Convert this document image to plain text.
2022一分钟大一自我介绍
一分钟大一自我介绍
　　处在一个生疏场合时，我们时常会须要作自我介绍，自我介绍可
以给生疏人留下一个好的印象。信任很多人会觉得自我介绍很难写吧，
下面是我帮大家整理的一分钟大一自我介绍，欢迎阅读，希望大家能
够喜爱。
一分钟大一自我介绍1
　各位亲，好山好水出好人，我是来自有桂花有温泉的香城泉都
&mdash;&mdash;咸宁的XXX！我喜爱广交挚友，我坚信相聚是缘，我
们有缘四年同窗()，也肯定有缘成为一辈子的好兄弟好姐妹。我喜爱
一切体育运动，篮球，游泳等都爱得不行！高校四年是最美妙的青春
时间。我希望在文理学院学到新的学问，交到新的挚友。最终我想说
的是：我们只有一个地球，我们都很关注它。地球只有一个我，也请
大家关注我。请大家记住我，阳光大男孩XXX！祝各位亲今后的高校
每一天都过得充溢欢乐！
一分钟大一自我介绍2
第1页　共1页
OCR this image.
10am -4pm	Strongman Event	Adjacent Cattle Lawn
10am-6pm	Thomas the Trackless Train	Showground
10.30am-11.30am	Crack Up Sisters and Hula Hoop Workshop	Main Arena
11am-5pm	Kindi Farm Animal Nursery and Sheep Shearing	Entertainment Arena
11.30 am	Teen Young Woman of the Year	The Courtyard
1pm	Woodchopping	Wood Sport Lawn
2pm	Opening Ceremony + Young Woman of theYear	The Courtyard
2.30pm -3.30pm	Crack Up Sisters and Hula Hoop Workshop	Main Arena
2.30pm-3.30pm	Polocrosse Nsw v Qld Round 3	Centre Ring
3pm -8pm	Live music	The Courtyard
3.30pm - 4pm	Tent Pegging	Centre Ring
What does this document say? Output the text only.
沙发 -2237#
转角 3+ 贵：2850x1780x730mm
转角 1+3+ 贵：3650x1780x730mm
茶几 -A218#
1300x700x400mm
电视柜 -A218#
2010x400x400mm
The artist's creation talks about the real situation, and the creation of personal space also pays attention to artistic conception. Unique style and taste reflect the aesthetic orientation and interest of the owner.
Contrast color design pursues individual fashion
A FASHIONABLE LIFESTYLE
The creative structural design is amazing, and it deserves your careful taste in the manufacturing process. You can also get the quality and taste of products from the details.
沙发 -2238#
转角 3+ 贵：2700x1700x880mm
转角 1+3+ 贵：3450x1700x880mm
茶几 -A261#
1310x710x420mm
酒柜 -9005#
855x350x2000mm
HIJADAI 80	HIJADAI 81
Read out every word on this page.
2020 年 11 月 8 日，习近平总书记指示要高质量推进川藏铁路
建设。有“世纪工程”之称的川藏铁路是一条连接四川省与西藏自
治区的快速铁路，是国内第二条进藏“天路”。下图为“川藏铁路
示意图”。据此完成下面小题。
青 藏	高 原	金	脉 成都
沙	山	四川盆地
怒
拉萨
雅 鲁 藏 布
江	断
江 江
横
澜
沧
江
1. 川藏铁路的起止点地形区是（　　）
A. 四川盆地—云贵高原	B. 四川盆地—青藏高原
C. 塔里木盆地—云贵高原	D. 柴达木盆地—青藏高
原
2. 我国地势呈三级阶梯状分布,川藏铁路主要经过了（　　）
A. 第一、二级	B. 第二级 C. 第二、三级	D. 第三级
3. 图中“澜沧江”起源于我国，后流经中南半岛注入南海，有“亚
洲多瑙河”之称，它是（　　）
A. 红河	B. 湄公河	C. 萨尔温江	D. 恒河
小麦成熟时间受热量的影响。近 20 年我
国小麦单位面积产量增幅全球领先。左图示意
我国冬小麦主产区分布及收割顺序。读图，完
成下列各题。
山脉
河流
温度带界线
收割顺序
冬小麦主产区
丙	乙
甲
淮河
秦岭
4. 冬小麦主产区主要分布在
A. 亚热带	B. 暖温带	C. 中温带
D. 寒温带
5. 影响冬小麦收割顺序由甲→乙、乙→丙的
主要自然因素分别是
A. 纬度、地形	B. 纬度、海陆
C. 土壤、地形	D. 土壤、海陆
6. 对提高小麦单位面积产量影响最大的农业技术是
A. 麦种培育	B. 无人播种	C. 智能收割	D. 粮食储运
########################################
• PROBLEM REQUIREMENTS
Can you restate every record above word for word?

• EXPECTED ANSWER
Convert this document image to plain text.
2022一分钟大一自我介绍
一分钟大一自我介绍
　　处在一个生疏场合时，我们时常会须要作自我介绍，自我介绍可
以给生疏人留下一个好的印象。信任很多人会觉得自我介绍很难写吧，
下面是我帮大家整理的一分钟大一自我介绍，欢迎阅读，希望大家能
够喜爱。
一分钟大一自我介绍1
　各位亲，好山好水出好人，我是来自有桂花有温泉的香城泉都
&mdash;&mdash;咸宁的XXX！我喜爱广交挚友，我坚信相聚是缘，我
们有缘四年同窗()，也肯定有缘成为一辈子的好兄弟好姐妹。我喜爱
一切体育运动，篮球，游泳等都爱得不行！高校四年是最美妙的青春
时间。我希望在文理学院学到新的学问，交到新的挚友。最终我想说
的是：我们只有一个地球，我们都很关注它。地球只有一个我，也请
大家关注我。请大家记住我，阳光大男孩XXX！祝各位亲今后的高校
每一天都过得充溢欢乐！
一分钟大一自我介绍2
第1页　共1页
OCR this image.
10am -4pm	Strongman Event	Adjacent Cattle Lawn
10am-6pm	Thomas the Trackless Train	Showground
10.30am-11.30am	Crack Up Sisters and Hula Hoop Workshop	Main Arena
11am-5pm	Kindi Farm Animal Nursery and Sheep Shearing	Entertainment Arena
11.30 am	Teen Young Woman of the Year	The Courtyard
1pm	Woodchopping	Wood Sport Lawn
2pm	Opening Ceremony + Young Woman of theYear	The Courtyard
2.30pm -3.30pm	Crack Up Sisters and Hula Hoop Workshop	Main Arena
2.30pm-3.30pm	Polocrosse Nsw v Qld Round 3	Centre Ring
3pm -8pm	Live music	The Courtyard
3.30pm - 4pm	Tent Pegging	Centre Ring
What does this document say? Output the text only.
沙发 -2237#
转角 3+ 贵：2850x1780x730mm
转角 1+3+ 贵：3650x1780x730mm
茶几 -A218#
1300x700x400mm
电视柜 -A218#
2010x400x400mm
The artist's creation talks about the real situation, and the creation of personal space also pays attention to artistic conception. Unique style and taste reflect the aesthetic orientation and interest of the owner.
Contrast color design pursues individual fashion
A FASHIONABLE LIFESTYLE
The creative structural design is amazing, and it deserves your careful taste in the manufacturing process. You can also get the quality and taste of products from the details.
沙发 -2238#
转角 3+ 贵：2700x1700x880mm
转角 1+3+ 贵：3450x1700x880mm
茶几 -A261#
1310x710x420mm
酒柜 -9005#
855x350x2000mm
HIJADAI 80	HIJADAI 81
Read out every word on this page.
2020 年 11 月 8 日，习近平总书记指示要高质量推进川藏铁路
建设。有“世纪工程”之称的川藏铁路是一条连接四川省与西藏自
治区的快速铁路，是国内第二条进藏“天路”。下图为“川藏铁路
示意图”。据此完成下面小题。
青 藏	高 原	金	脉 成都
沙	山	四川盆地
怒
拉萨
雅 鲁 藏 布
江	断
江 江
横
澜
沧
江
1. 川藏铁路的起止点地形区是（　　）
A. 四川盆地—云贵高原	B. 四川盆地—青藏高原
C. 塔里木盆地—云贵高原	D. 柴达木盆地—青藏高
原
2. 我国地势呈三级阶梯状分布,川藏铁路主要经过了（　　）
A. 第一、二级	B. 第二级 C. 第二、三级	D. 第三级
3. 图中“澜沧江”起源于我国，后流经中南半岛注入南海，有“亚
洲多瑙河”之称，它是（　　）
A. 红河	B. 湄公河	C. 萨尔温江	D. 恒河
小麦成熟时间受热量的影响。近 20 年我
国小麦单位面积产量增幅全球领先。左图示意
我国冬小麦主产区分布及收割顺序。读图，完
成下列各题。
山脉
河流
温度带界线
收割顺序
冬小麦主产区
丙	乙
甲
淮河
秦岭
4. 冬小麦主产区主要分布在
A. 亚热带	B. 暖温带	C. 中温带
D. 寒温带
5. 影响冬小麦收割顺序由甲→乙、乙→丙的
主要自然因素分别是
A. 纬度、地形	B. 纬度、海陆
C. 土壤、地形	D. 土壤、海陆
6. 对提高小麦单位面积产量影响最大的农业技术是
A. 麦种培育	B. 无人播种	C. 智能收割	D. 粮食储运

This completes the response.